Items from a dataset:

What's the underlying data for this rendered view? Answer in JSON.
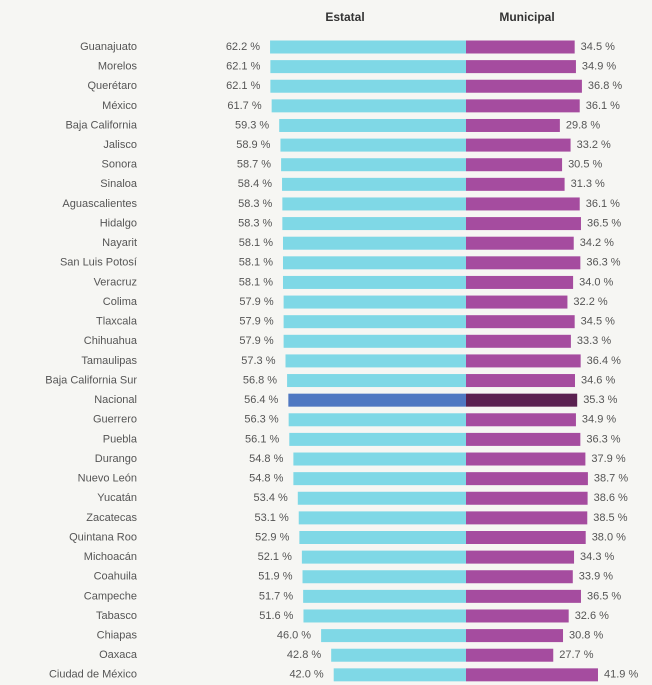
{
  "chart_data": {
    "type": "butterfly",
    "categories": [
      "Guanajuato",
      "Morelos",
      "Querétaro",
      "México",
      "Baja California",
      "Jalisco",
      "Sonora",
      "Sinaloa",
      "Aguascalientes",
      "Hidalgo",
      "Nayarit",
      "San Luis Potosí",
      "Veracruz",
      "Colima",
      "Tlaxcala",
      "Chihuahua",
      "Tamaulipas",
      "Baja California Sur",
      "Nacional",
      "Guerrero",
      "Puebla",
      "Durango",
      "Nuevo León",
      "Yucatán",
      "Zacatecas",
      "Quintana Roo",
      "Michoacán",
      "Coahuila",
      "Campeche",
      "Tabasco",
      "Chiapas",
      "Oaxaca",
      "Ciudad de México"
    ],
    "highlight": "Nacional",
    "series": [
      {
        "name": "Estatal",
        "color": "#7fd8e6",
        "highlight_color": "#4f78c2",
        "values": [
          62.2,
          62.1,
          62.1,
          61.7,
          59.3,
          58.9,
          58.7,
          58.4,
          58.3,
          58.3,
          58.1,
          58.1,
          58.1,
          57.9,
          57.9,
          57.9,
          57.3,
          56.8,
          56.4,
          56.3,
          56.1,
          54.8,
          54.8,
          53.4,
          53.1,
          52.9,
          52.1,
          51.9,
          51.7,
          51.6,
          46.0,
          42.8,
          42.0
        ],
        "value_labels": [
          "62.2 %",
          "62.1 %",
          "62.1 %",
          "61.7 %",
          "59.3 %",
          "58.9 %",
          "58.7 %",
          "58.4 %",
          "58.3 %",
          "58.3 %",
          "58.1 %",
          "58.1 %",
          "58.1 %",
          "57.9 %",
          "57.9 %",
          "57.9 %",
          "57.3 %",
          "56.8 %",
          "56.4 %",
          "56.3 %",
          "56.1 %",
          "54.8 %",
          "54.8 %",
          "53.4 %",
          "53.1 %",
          "52.9 %",
          "52.1 %",
          "51.9 %",
          "51.7 %",
          "51.6 %",
          "46.0 %",
          "42.8 %",
          "42.0 %"
        ]
      },
      {
        "name": "Municipal",
        "color": "#a54c9f",
        "highlight_color": "#5a2050",
        "values": [
          34.5,
          34.9,
          36.8,
          36.1,
          29.8,
          33.2,
          30.5,
          31.3,
          36.1,
          36.5,
          34.2,
          36.3,
          34.0,
          32.2,
          34.5,
          33.3,
          36.4,
          34.6,
          35.3,
          34.9,
          36.3,
          37.9,
          38.7,
          38.6,
          38.5,
          38.0,
          34.3,
          33.9,
          36.5,
          32.6,
          30.8,
          27.7,
          41.9
        ],
        "value_labels": [
          "34.5 %",
          "34.9 %",
          "36.8 %",
          "36.1 %",
          "29.8 %",
          "33.2 %",
          "30.5 %",
          "31.3 %",
          "36.1 %",
          "36.5 %",
          "34.2 %",
          "36.3 %",
          "34.0 %",
          "32.2 %",
          "34.5 %",
          "33.3 %",
          "36.4 %",
          "34.6 %",
          "35.3 %",
          "34.9 %",
          "36.3 %",
          "37.9 %",
          "38.7 %",
          "38.6 %",
          "38.5 %",
          "38.0 %",
          "34.3 %",
          "33.9 %",
          "36.5 %",
          "32.6 %",
          "30.8 %",
          "27.7 %",
          "41.9 %"
        ]
      }
    ]
  }
}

## WORK TO DO:
Copy each line in the data that holds the word "California".

## WRITTEN SOLUTION:
      "Baja California",
      "Baja California Sur",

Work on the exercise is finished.